▶ [Document excerpt]

= = = = = = =

Oh my god, do I dislike hiking.
I am old, out of shape, and struggle to maintain balance and get up the hill, huffing and puffing and cursing the whole time. I find it incredibly unpleasant, hiking. I like strolling through meadows and fields and flat places and looking at flowers and skies and trees and smelling smells and being a person in the nature as long as there are no mosquitos or biting bugs that will give me an unknown, unseen disease. I love picnicking and sitting in the sun and drinking a glass of rose and eating cheese and lounging and being relaxed on the grass or the beach, falling asleep while reading or dozing at the sky and listening to the waves.
Hiking is work. It’s uphill, it’s exertion, it can be dangerous, and yet you are expected to be as pleased about being there as you are when you are lounging in a meadow on the grass or getting a foot massage. Pacific Northwesterners are pathological about hiking. On dating sites, there’s an endless stream of men and women scaling mountains, hiking their way up to precious, scenic views, grinning like this was the greatest thing in the world and escalators had never been invented.

= = = = = = =

▶ [Dataset extract]
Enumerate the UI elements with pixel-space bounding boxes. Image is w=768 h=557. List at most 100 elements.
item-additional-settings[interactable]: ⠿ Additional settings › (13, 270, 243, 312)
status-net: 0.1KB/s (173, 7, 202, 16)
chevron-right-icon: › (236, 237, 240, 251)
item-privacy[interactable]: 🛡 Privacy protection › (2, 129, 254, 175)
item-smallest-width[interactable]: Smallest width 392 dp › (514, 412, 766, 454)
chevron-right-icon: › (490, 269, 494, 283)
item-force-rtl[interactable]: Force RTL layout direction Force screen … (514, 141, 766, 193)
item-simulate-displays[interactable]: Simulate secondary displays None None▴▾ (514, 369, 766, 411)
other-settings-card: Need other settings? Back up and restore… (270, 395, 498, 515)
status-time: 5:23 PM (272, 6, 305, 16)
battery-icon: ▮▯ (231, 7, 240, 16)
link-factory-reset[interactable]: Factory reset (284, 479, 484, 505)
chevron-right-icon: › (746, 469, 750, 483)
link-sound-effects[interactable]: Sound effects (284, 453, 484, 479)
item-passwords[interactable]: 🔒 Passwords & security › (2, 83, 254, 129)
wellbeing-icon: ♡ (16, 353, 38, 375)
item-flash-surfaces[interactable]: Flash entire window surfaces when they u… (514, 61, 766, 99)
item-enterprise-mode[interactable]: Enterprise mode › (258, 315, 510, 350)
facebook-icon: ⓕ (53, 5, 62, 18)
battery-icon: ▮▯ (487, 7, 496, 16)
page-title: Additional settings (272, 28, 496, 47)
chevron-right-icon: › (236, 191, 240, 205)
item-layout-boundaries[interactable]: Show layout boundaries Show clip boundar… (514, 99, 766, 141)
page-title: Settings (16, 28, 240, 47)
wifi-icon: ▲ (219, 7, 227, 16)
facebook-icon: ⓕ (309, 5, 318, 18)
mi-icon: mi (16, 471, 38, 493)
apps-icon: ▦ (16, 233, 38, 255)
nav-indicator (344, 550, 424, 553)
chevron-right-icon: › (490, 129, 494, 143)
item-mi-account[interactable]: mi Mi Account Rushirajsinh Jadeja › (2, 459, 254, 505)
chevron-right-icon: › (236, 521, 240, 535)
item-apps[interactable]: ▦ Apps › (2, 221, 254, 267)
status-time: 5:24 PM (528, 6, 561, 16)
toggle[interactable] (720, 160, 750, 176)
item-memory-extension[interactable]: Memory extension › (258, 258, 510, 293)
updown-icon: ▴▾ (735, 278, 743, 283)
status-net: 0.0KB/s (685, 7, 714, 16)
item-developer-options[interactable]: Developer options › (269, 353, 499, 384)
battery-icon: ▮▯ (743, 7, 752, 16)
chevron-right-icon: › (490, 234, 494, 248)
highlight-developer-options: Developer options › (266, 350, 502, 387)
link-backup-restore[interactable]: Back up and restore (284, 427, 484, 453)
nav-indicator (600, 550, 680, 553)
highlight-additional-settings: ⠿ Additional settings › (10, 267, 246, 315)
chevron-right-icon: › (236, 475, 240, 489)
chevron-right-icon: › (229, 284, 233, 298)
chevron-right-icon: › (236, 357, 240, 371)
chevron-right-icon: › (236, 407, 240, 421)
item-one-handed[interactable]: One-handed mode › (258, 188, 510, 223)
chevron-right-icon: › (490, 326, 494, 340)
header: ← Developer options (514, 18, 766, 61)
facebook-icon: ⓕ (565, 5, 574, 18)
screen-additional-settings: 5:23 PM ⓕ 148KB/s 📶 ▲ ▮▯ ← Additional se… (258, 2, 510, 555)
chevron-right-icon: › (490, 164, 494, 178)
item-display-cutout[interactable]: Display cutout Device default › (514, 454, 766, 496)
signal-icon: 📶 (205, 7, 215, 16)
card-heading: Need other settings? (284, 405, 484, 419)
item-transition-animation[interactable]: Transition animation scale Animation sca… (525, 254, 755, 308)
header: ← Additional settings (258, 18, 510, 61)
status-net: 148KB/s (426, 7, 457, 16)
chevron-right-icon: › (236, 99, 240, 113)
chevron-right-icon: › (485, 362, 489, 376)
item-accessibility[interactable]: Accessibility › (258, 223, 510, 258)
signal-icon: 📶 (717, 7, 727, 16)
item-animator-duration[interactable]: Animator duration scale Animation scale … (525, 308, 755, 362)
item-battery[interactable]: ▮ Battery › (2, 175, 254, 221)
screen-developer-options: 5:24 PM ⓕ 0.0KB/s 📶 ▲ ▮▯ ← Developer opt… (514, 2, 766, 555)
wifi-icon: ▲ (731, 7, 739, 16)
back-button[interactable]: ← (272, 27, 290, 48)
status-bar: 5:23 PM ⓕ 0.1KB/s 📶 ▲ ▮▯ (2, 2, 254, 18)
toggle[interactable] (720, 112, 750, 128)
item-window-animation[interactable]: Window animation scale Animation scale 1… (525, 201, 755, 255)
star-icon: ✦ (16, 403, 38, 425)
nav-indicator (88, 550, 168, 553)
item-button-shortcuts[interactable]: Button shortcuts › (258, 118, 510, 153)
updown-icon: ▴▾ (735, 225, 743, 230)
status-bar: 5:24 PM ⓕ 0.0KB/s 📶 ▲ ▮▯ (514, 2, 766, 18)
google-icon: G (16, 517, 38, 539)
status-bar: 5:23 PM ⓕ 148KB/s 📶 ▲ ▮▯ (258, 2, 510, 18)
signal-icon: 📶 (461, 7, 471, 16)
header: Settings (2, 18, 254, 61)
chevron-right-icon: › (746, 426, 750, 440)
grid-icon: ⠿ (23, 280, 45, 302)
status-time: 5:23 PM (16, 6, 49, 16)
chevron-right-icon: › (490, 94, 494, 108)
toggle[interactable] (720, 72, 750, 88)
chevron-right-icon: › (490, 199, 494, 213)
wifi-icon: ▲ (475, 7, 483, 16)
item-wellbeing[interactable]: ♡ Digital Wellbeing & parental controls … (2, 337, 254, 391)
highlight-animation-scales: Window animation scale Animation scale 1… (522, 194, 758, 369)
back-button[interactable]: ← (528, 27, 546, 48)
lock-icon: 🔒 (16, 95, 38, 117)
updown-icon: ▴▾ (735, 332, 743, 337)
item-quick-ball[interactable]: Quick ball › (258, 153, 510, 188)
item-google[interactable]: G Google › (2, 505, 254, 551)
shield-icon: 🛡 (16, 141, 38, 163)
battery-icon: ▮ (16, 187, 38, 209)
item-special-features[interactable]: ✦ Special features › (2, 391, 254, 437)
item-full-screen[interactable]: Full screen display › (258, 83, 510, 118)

= = = = = = =

▶ [Actions to take]
1. In the piece about hiking, what things does the writer name as enjoyable to look at while strolling?
2. Could you write out everything in the piece about hiking from "I am old, out" down to "to the waves."?

▶ [Task-by-task outputs]
1. flowers, skies, trees

2.
I am old, out of shape, and struggle to maintain balance and get up the hill, huffing and puffing and cursing the whole time. I find it incredibly unpleasant, hiking. I like strolling through meadows and fields and flat places and looking at flowers and skies and trees and smelling smells and being a person in the nature as long as there are no mosquitos or biting bugs that will give me an unknown, unseen disease. I love picnicking and sitting in the sun and drinking a glass of rose and eating cheese and lounging and being relaxed on the grass or the beach, falling asleep while reading or dozing at the sky and listening to the waves.